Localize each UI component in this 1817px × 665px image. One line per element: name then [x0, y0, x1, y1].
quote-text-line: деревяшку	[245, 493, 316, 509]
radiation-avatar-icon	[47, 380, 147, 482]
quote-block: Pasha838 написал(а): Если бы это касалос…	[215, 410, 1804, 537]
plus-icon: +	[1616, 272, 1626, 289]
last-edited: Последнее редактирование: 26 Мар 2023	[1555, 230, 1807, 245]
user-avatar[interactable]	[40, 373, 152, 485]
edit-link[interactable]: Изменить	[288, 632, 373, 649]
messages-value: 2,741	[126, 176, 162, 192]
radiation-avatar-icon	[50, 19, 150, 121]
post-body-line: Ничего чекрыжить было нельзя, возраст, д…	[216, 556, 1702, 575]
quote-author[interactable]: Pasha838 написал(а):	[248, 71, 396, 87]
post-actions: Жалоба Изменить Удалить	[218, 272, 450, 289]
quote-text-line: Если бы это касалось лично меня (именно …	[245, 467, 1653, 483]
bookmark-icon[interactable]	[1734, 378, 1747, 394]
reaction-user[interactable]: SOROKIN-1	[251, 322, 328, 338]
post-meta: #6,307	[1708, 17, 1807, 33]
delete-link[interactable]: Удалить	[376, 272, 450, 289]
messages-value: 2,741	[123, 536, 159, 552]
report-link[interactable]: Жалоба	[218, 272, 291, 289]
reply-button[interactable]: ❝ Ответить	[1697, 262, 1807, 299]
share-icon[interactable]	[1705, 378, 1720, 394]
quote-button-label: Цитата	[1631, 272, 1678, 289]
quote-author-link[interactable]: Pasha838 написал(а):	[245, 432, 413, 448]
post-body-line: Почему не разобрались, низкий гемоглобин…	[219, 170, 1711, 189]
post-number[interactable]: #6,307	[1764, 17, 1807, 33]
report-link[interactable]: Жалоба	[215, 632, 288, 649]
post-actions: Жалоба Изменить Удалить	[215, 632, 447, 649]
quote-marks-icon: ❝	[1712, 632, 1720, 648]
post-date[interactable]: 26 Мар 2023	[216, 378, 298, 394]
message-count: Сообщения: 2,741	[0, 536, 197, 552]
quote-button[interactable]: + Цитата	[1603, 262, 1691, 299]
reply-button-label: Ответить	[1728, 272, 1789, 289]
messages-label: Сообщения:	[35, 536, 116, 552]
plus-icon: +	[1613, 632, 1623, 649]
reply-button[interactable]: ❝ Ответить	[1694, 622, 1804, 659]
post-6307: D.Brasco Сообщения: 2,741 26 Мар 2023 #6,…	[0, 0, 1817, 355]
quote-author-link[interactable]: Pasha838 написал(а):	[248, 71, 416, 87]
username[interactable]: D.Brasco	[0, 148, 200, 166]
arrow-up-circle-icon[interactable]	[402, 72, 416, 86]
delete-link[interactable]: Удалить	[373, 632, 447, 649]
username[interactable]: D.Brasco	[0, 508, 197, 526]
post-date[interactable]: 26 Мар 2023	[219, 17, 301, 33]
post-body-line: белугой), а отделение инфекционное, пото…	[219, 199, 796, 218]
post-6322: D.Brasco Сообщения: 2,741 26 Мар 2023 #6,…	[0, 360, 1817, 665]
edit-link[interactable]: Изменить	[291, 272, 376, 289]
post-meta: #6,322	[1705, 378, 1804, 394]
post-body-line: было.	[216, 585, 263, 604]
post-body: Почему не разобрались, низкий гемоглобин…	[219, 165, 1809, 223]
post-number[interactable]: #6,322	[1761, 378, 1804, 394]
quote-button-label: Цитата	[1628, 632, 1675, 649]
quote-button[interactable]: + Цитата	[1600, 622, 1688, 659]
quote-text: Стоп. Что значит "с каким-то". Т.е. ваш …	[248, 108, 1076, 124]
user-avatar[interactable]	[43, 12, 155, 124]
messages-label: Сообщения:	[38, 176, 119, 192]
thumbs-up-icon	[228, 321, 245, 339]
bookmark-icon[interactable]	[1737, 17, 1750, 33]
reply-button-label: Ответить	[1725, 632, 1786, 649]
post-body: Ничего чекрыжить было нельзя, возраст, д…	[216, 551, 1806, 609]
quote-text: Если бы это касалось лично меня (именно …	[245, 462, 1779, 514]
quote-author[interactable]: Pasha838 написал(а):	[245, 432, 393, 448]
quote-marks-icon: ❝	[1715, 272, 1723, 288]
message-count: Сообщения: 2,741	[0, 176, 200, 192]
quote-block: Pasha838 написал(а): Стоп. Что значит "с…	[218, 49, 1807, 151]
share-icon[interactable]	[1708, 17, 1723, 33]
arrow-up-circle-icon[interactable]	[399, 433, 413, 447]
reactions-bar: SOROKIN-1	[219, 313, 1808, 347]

◆ **WHAT THIS TASK INVOLVES**
Duplicate the rows verbatim, starting with the first row and ending with the line that contains "632, 1623, 649]". Include both of these lines.

◆ **ANSWER TO THE PROBLEM**
Localize each UI component in this 1817px × 665px image. One line per element: name then [x0, y0, x1, y1].
quote-text-line: деревяшку	[245, 493, 316, 509]
radiation-avatar-icon	[47, 380, 147, 482]
quote-block: Pasha838 написал(а): Если бы это касалос…	[215, 410, 1804, 537]
plus-icon: +	[1616, 272, 1626, 289]
last-edited: Последнее редактирование: 26 Мар 2023	[1555, 230, 1807, 245]
user-avatar[interactable]	[40, 373, 152, 485]
edit-link[interactable]: Изменить	[288, 632, 373, 649]
messages-value: 2,741	[126, 176, 162, 192]
radiation-avatar-icon	[50, 19, 150, 121]
post-body-line: Ничего чекрыжить было нельзя, возраст, д…	[216, 556, 1702, 575]
quote-author[interactable]: Pasha838 написал(а):	[248, 71, 396, 87]
post-actions: Жалоба Изменить Удалить	[218, 272, 450, 289]
quote-text-line: Если бы это касалось лично меня (именно …	[245, 467, 1653, 483]
bookmark-icon[interactable]	[1734, 378, 1747, 394]
reaction-user[interactable]: SOROKIN-1	[251, 322, 328, 338]
post-meta: #6,307	[1708, 17, 1807, 33]
delete-link[interactable]: Удалить	[376, 272, 450, 289]
messages-value: 2,741	[123, 536, 159, 552]
report-link[interactable]: Жалоба	[218, 272, 291, 289]
reply-button[interactable]: ❝ Ответить	[1697, 262, 1807, 299]
share-icon[interactable]	[1705, 378, 1720, 394]
quote-button-label: Цитата	[1631, 272, 1678, 289]
quote-author-link[interactable]: Pasha838 написал(а):	[245, 432, 413, 448]
post-body-line: Почему не разобрались, низкий гемоглобин…	[219, 170, 1711, 189]
post-number[interactable]: #6,307	[1764, 17, 1807, 33]
report-link[interactable]: Жалоба	[215, 632, 288, 649]
post-actions: Жалоба Изменить Удалить	[215, 632, 447, 649]
quote-marks-icon: ❝	[1712, 632, 1720, 648]
post-date[interactable]: 26 Мар 2023	[216, 378, 298, 394]
message-count: Сообщения: 2,741	[0, 536, 197, 552]
quote-button[interactable]: + Цитата	[1603, 262, 1691, 299]
reply-button-label: Ответить	[1728, 272, 1789, 289]
messages-label: Сообщения:	[35, 536, 116, 552]
plus-icon: +	[1613, 632, 1623, 649]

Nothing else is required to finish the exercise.